• Directions: Return the listing below verbatim. Pictures do not belong in the copy.

[Dataset entries]
────────

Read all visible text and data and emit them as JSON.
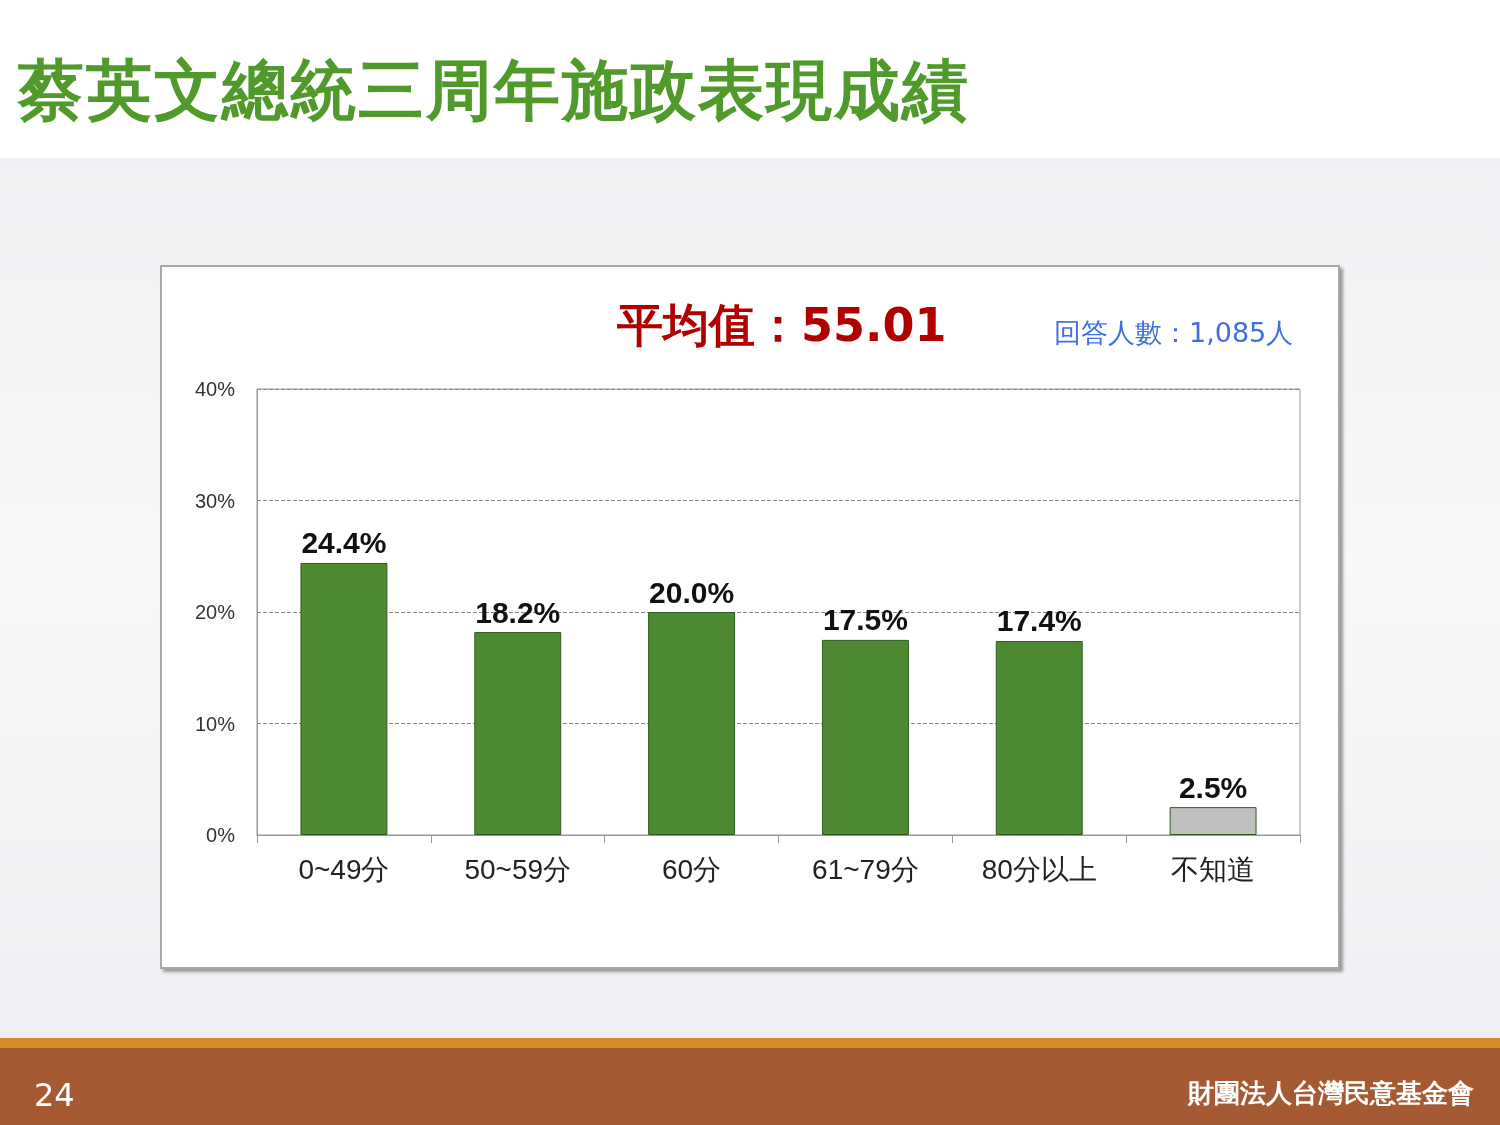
{
  "chart_data": {
    "type": "bar",
    "title": "蔡英文總統三周年施政表現成績",
    "subtitle": "平均值：55.01",
    "annotations": [
      "回答人數：1,085人",
      "24",
      "財團法人台灣民意基金會"
    ],
    "categories": [
      "0~49分",
      "50~59分",
      "60分",
      "61~79分",
      "80分以上",
      "不知道"
    ],
    "values": [
      24.4,
      18.2,
      20.0,
      17.5,
      17.4,
      2.5
    ],
    "colors": [
      "#4e8a32",
      "#4e8a32",
      "#4e8a32",
      "#4e8a32",
      "#4e8a32",
      "#c0c0c0"
    ],
    "value_labels": [
      "24.4%",
      "18.2%",
      "20.0%",
      "17.5%",
      "17.4%",
      "2.5%"
    ],
    "ylim": [
      0,
      40
    ],
    "yticks": [
      {
        "value": 0,
        "label": "0%"
      },
      {
        "value": 10,
        "label": "10%"
      },
      {
        "value": 20,
        "label": "20%"
      },
      {
        "value": 30,
        "label": "30%"
      },
      {
        "value": 40,
        "label": "40%"
      }
    ],
    "grid": "y"
  }
}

────────

• Right answer:
Read all visible text and data and emit them as JSON.
{
  "chart_data": {
    "type": "bar",
    "title": "蔡英文總統三周年施政表現成績",
    "subtitle": "平均值：55.01",
    "annotations": [
      "回答人數：1,085人",
      "24",
      "財團法人台灣民意基金會"
    ],
    "categories": [
      "0~49分",
      "50~59分",
      "60分",
      "61~79分",
      "80分以上",
      "不知道"
    ],
    "values": [
      24.4,
      18.2,
      20.0,
      17.5,
      17.4,
      2.5
    ],
    "colors": [
      "#4e8a32",
      "#4e8a32",
      "#4e8a32",
      "#4e8a32",
      "#4e8a32",
      "#c0c0c0"
    ],
    "value_labels": [
      "24.4%",
      "18.2%",
      "20.0%",
      "17.5%",
      "17.4%",
      "2.5%"
    ],
    "ylim": [
      0,
      40
    ],
    "yticks": [
      {
        "value": 0,
        "label": "0%"
      },
      {
        "value": 10,
        "label": "10%"
      },
      {
        "value": 20,
        "label": "20%"
      },
      {
        "value": 30,
        "label": "30%"
      },
      {
        "value": 40,
        "label": "40%"
      }
    ],
    "grid": "y"
  }
}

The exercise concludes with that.